• **YOUR OBJECTIVE**:
Review the material line by line. Identify and copy every line that contains the string "hatások".
* start RECORDS TO USE *
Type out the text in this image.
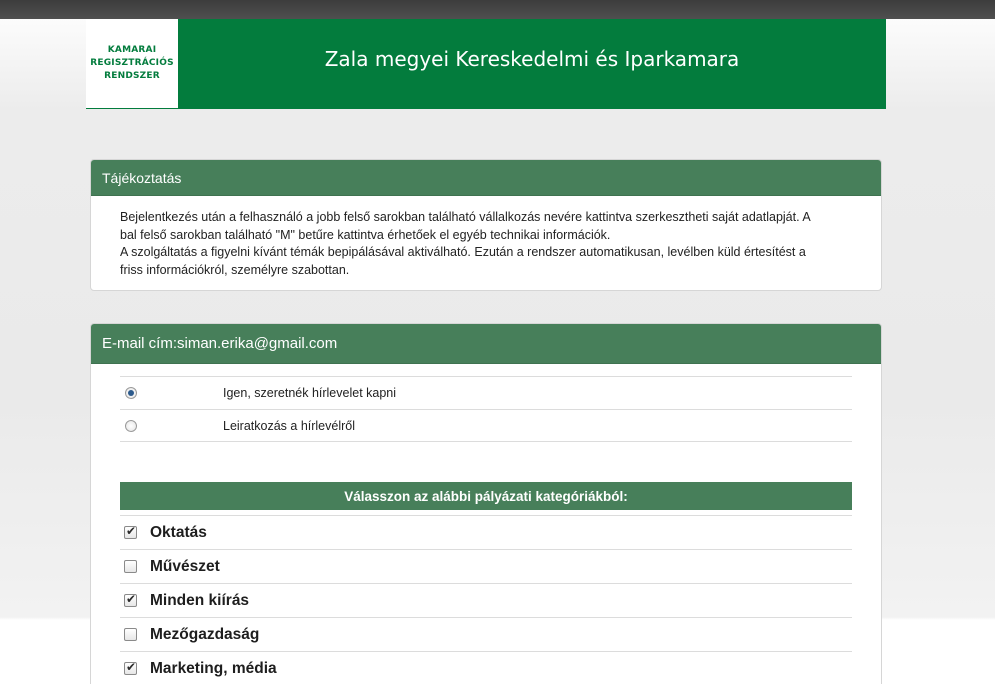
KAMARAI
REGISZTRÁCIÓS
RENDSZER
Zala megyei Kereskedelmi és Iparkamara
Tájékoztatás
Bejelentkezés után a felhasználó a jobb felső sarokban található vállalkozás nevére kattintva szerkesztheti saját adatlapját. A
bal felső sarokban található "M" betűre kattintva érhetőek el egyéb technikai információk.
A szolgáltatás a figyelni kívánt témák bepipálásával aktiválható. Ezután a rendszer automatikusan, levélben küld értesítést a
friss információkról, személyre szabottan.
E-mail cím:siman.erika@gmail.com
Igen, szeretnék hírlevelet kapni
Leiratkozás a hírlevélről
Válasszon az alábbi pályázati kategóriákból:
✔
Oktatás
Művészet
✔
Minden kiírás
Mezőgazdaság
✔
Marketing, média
* end RECORDS TO USE *
* start RECORDS TO USE *
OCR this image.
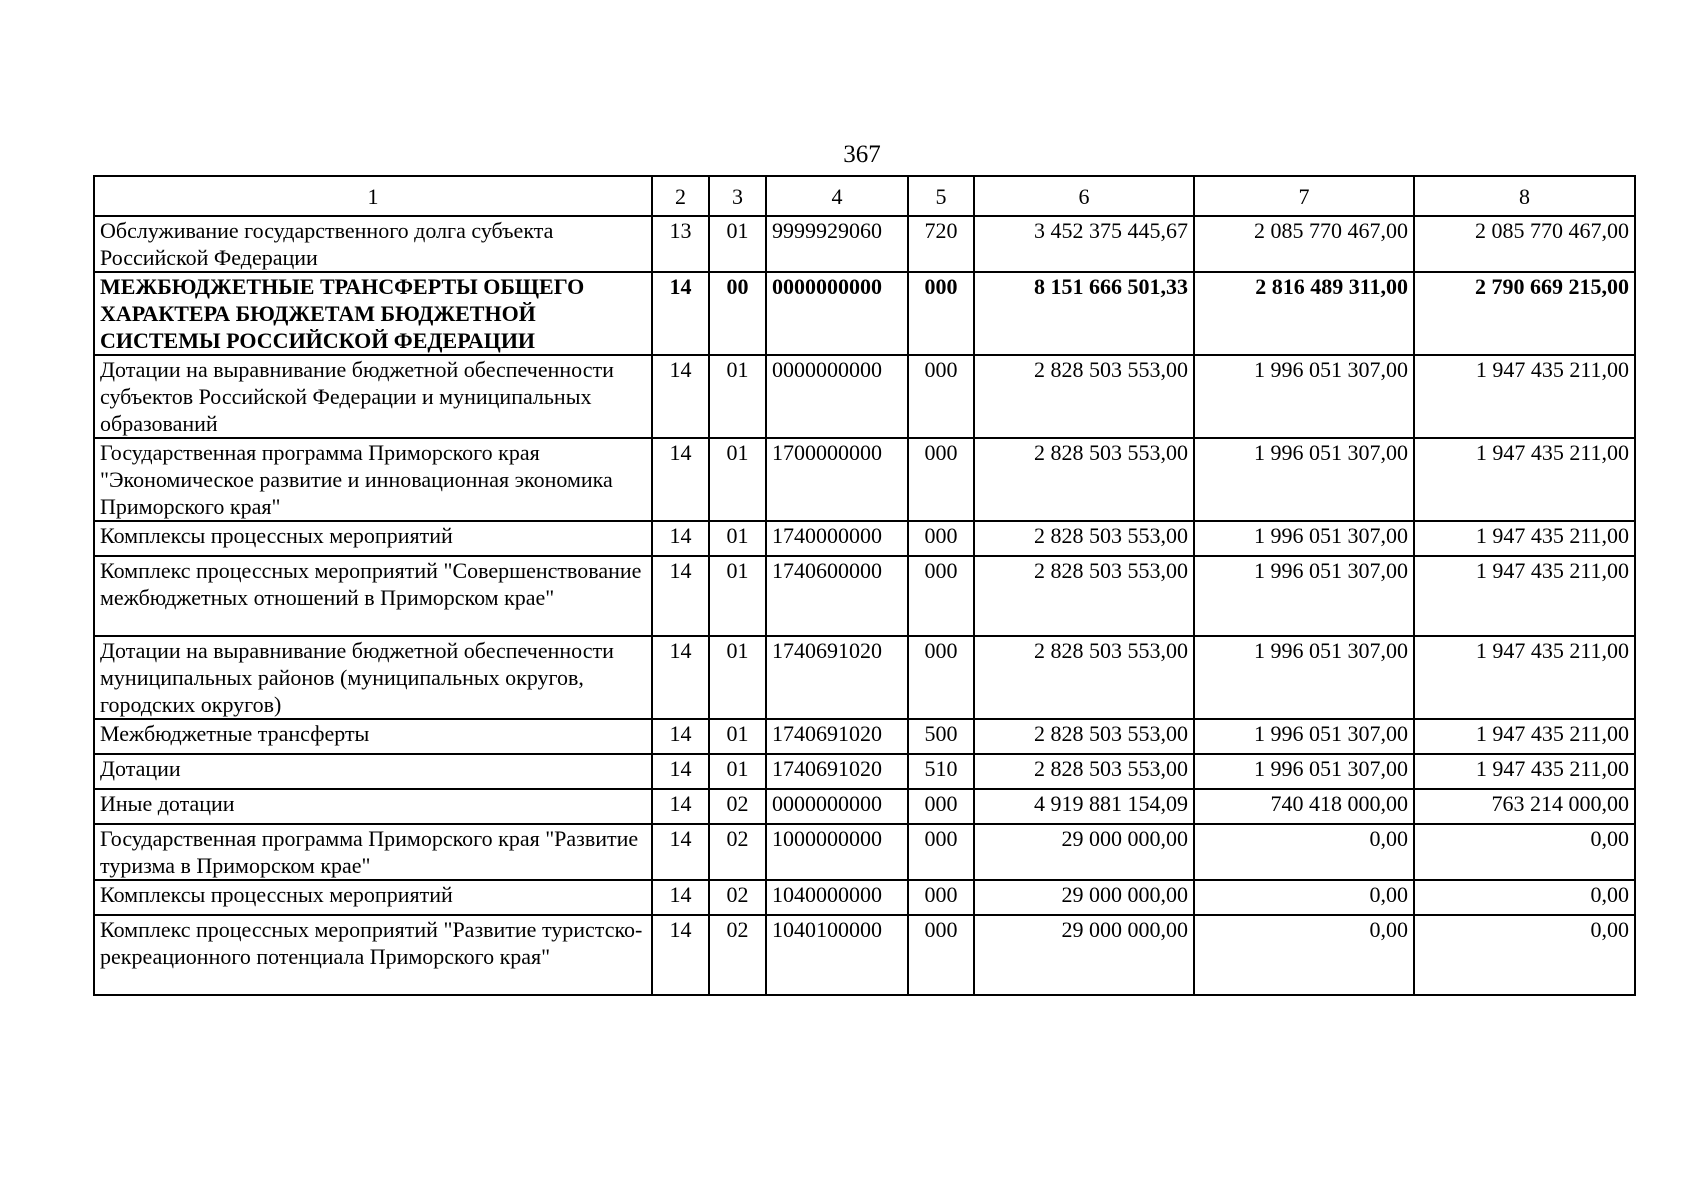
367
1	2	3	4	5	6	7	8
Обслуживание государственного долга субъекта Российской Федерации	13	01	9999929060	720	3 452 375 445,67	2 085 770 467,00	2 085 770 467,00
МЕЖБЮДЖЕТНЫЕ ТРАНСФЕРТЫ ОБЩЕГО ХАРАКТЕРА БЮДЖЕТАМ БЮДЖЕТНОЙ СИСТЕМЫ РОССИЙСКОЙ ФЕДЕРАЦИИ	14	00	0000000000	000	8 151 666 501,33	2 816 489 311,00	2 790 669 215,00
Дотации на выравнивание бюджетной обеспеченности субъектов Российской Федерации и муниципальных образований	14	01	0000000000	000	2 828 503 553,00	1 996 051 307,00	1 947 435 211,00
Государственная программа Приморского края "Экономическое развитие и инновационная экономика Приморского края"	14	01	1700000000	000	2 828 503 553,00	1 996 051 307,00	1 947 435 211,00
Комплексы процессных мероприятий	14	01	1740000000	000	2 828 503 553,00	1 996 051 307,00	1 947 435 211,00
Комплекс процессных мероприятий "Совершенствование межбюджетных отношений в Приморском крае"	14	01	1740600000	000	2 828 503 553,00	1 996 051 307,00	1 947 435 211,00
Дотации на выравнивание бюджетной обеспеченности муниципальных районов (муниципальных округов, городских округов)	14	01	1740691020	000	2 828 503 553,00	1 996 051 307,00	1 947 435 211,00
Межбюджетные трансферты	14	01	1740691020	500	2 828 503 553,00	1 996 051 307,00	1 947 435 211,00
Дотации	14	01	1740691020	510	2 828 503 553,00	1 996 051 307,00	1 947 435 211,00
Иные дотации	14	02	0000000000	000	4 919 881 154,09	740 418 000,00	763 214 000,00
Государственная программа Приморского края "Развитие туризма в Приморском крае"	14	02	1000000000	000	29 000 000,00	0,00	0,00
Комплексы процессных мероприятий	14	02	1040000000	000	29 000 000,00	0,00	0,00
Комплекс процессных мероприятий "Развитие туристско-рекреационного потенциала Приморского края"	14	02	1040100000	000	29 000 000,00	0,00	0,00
* end RECORDS TO USE *
* start RECORDS TO USE *
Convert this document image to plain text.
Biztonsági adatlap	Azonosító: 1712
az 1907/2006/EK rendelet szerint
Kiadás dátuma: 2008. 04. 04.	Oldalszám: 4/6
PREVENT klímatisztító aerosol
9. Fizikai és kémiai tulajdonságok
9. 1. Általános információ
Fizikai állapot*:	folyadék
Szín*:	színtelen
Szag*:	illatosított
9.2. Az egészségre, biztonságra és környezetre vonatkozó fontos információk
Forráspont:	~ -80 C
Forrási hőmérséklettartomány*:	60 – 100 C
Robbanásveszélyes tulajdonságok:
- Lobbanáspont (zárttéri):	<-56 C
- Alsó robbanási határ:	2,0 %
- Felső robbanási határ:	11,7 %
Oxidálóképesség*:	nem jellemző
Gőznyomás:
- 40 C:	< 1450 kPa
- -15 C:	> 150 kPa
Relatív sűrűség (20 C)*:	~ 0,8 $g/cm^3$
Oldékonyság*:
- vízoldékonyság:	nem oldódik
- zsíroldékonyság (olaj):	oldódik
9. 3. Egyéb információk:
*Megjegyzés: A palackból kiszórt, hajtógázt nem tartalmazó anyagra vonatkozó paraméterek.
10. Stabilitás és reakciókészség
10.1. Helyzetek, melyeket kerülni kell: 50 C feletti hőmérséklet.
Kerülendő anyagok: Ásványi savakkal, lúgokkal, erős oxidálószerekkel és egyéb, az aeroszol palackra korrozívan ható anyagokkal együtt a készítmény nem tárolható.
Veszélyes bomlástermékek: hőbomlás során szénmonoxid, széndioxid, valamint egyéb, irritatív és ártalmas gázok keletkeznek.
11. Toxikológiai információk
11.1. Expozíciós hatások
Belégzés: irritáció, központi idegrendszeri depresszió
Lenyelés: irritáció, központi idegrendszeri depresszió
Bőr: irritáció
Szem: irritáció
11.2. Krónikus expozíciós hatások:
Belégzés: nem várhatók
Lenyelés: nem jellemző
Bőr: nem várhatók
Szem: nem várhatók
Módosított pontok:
* end RECORDS TO USE *
• **COMPLETE RESPONSE**:
11.1. Expozíciós hatások
11.2. Krónikus expozíciós hatások:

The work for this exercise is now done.